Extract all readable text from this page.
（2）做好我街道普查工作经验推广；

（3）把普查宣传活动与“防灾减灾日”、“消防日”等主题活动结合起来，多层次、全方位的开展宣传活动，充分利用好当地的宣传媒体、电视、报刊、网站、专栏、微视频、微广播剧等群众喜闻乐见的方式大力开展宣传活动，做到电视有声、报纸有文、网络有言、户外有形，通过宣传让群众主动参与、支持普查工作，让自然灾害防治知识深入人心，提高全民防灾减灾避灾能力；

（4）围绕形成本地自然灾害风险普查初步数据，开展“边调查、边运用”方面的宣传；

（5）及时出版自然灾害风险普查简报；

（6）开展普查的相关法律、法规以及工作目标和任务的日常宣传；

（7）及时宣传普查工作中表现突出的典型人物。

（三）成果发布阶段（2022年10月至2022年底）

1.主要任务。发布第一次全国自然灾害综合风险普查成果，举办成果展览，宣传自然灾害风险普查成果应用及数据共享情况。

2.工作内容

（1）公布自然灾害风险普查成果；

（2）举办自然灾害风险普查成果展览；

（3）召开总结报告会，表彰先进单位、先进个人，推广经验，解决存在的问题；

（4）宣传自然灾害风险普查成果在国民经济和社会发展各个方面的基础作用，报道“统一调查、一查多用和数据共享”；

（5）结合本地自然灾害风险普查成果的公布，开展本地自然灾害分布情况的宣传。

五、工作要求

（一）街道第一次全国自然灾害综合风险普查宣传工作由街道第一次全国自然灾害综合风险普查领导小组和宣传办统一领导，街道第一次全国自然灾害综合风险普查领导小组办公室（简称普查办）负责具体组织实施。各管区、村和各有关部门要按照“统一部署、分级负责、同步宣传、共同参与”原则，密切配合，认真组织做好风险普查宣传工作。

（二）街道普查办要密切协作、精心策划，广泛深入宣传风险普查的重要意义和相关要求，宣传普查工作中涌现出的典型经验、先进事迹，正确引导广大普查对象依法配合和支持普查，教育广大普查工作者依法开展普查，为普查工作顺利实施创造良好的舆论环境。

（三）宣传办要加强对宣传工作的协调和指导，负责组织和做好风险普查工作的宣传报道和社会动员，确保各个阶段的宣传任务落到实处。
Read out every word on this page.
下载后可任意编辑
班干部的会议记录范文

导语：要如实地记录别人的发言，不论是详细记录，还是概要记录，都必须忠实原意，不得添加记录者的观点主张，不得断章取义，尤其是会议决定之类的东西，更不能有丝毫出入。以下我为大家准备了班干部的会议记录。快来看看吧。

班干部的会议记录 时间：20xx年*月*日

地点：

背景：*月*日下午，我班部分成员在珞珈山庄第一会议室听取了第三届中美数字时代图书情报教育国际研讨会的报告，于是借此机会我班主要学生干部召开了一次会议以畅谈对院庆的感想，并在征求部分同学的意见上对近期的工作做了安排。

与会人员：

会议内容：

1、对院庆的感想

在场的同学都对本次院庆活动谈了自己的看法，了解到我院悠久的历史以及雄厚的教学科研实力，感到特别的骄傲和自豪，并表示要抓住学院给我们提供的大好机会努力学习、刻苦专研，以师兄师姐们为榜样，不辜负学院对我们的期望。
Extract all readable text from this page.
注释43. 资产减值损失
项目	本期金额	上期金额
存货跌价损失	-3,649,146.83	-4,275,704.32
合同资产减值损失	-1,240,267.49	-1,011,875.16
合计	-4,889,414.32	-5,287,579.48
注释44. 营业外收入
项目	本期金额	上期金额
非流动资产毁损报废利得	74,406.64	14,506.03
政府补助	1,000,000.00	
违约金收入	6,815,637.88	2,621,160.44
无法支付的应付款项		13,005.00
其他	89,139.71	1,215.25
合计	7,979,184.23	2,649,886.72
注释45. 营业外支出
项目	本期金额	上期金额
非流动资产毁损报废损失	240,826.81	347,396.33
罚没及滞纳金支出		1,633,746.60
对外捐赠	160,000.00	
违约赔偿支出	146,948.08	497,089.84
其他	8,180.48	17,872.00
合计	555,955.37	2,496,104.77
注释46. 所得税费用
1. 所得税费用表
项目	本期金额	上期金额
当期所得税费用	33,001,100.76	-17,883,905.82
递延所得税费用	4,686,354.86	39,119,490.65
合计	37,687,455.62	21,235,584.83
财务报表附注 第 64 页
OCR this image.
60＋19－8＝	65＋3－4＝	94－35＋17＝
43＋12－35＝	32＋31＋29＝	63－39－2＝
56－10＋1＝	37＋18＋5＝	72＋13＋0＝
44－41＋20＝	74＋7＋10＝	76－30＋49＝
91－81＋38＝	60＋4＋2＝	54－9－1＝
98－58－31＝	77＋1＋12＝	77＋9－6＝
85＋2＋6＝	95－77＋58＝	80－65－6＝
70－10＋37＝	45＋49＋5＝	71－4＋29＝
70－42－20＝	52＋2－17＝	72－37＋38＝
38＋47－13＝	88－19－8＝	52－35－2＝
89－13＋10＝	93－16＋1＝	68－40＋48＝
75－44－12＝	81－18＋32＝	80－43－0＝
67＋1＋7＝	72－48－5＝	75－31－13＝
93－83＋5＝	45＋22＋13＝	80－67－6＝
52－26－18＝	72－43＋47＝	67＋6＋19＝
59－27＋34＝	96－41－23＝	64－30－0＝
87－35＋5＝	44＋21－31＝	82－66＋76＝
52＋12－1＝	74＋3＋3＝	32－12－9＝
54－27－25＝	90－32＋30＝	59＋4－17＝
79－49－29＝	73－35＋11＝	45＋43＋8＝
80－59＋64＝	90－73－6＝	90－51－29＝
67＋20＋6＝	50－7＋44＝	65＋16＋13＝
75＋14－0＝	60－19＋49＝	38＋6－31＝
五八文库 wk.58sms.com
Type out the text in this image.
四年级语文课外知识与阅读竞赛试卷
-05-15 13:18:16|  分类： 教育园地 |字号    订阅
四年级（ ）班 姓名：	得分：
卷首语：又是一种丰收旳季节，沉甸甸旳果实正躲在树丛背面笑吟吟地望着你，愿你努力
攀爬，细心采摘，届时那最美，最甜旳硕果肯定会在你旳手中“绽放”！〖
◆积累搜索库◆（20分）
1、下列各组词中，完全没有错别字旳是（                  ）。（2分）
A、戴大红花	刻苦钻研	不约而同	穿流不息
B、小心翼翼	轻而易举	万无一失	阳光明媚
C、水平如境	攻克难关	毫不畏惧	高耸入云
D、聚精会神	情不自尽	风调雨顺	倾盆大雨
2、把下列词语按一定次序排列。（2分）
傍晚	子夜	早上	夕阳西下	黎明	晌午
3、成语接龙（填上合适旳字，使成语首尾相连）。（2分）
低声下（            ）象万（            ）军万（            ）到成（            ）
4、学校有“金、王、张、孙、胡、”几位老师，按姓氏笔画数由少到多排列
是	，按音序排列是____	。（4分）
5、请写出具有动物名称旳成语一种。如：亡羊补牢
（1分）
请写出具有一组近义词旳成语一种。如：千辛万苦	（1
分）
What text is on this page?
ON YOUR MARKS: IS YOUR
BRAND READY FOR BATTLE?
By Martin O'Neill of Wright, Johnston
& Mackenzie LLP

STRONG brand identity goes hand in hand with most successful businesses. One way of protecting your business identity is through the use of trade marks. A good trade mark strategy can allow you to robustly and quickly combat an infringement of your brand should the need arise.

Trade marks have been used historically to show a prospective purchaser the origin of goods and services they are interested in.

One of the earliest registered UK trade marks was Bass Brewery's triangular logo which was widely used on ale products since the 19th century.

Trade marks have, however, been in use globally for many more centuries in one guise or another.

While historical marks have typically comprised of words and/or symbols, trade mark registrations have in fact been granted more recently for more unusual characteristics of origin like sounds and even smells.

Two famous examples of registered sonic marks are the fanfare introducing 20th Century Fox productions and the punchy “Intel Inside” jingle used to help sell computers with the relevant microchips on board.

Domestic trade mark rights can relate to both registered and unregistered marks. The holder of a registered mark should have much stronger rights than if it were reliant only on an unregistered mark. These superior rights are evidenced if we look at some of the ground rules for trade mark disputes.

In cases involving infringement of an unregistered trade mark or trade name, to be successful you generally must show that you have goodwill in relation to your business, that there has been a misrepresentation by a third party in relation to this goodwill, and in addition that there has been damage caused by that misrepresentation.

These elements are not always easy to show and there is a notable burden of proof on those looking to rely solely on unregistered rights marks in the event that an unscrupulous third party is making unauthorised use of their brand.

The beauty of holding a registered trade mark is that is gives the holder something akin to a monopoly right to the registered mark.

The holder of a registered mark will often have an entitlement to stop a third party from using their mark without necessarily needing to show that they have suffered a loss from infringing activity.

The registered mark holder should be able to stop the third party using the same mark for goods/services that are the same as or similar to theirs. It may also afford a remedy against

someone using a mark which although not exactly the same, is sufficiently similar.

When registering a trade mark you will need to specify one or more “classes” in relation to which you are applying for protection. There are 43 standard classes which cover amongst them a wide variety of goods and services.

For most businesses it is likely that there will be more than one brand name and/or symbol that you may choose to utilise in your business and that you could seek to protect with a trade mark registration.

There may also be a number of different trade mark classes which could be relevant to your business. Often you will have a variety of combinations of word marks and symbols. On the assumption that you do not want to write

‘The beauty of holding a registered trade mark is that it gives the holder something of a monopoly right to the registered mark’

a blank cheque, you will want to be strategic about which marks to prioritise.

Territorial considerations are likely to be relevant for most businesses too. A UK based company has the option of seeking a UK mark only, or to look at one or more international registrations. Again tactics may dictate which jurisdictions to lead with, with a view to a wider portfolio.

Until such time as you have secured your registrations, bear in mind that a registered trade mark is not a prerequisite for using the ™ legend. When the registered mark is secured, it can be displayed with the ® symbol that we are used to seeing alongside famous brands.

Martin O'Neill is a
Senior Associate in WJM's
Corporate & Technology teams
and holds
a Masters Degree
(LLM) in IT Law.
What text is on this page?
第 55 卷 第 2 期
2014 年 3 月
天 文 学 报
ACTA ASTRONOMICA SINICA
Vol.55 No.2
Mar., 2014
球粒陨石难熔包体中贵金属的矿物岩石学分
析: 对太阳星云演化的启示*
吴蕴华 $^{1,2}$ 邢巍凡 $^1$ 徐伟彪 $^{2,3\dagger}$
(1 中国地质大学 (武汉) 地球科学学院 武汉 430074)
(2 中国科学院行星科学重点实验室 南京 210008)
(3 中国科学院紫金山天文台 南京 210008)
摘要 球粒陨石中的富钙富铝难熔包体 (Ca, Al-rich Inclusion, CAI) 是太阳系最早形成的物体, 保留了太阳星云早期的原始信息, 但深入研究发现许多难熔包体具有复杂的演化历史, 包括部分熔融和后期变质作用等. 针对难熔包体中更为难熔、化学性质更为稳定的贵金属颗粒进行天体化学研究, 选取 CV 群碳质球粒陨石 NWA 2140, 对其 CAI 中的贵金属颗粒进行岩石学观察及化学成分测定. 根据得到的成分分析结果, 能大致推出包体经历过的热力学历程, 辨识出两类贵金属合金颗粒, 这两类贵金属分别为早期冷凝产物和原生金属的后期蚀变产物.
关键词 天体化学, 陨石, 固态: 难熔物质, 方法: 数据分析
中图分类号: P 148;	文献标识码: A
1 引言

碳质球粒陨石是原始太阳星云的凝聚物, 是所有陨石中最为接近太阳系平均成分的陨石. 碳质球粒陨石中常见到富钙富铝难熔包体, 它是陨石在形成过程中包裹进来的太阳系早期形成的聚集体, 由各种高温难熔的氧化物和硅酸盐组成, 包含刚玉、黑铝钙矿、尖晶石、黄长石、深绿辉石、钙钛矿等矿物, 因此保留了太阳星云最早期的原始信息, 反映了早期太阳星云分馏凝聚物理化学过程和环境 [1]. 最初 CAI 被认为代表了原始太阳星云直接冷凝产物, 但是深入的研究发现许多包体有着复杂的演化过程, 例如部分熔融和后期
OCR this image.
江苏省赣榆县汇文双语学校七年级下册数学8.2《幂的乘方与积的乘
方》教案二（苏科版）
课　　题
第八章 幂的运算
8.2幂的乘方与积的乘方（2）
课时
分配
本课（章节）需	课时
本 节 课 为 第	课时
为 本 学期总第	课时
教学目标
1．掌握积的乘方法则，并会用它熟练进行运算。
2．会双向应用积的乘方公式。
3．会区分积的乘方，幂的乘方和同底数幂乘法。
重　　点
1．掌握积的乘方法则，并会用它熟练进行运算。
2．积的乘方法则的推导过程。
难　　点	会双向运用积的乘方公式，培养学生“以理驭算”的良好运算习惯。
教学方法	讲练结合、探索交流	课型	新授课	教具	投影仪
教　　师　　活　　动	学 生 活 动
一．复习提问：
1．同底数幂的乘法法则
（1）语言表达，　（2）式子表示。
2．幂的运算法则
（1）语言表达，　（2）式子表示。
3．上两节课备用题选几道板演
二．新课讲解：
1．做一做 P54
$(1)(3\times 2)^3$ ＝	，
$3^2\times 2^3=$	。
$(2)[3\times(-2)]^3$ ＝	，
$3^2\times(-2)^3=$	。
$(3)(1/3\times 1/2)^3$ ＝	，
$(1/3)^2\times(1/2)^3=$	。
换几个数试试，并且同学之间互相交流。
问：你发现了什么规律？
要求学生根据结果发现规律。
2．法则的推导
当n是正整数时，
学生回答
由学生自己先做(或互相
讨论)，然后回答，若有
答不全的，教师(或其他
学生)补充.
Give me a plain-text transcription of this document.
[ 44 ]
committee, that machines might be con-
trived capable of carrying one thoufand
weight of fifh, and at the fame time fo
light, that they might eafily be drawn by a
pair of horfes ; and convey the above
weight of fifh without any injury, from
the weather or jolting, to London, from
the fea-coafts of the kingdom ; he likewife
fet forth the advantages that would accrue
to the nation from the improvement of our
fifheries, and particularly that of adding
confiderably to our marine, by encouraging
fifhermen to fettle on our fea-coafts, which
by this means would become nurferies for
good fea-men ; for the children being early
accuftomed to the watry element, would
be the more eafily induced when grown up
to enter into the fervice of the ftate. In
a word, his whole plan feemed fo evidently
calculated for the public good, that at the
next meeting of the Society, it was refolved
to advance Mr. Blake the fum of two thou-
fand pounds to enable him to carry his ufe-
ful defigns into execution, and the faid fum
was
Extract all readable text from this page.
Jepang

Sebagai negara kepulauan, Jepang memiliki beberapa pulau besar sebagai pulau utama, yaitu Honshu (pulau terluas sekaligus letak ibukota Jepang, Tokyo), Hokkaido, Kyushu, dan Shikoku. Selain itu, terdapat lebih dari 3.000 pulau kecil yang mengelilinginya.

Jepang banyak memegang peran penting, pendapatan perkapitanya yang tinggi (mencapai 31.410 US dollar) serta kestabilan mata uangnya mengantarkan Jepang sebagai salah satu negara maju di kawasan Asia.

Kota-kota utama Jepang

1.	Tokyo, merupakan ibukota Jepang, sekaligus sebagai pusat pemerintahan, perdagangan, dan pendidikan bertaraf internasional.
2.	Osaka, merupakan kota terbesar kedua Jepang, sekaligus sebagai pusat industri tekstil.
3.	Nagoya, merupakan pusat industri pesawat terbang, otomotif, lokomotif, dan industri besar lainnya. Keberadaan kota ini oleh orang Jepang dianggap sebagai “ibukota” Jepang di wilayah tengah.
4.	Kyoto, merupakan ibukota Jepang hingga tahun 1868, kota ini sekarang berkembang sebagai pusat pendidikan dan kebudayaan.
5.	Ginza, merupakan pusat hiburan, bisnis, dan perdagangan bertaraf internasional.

━━━

- [YOUR OBJECTIVE]
All lines above with "coafts" in them should be returned.

- [SOLUTION FOR THIS PROBLEM]
the fea-coafts of the kingdom ; he likewife
fifhermen to fettle on our fea-coafts, which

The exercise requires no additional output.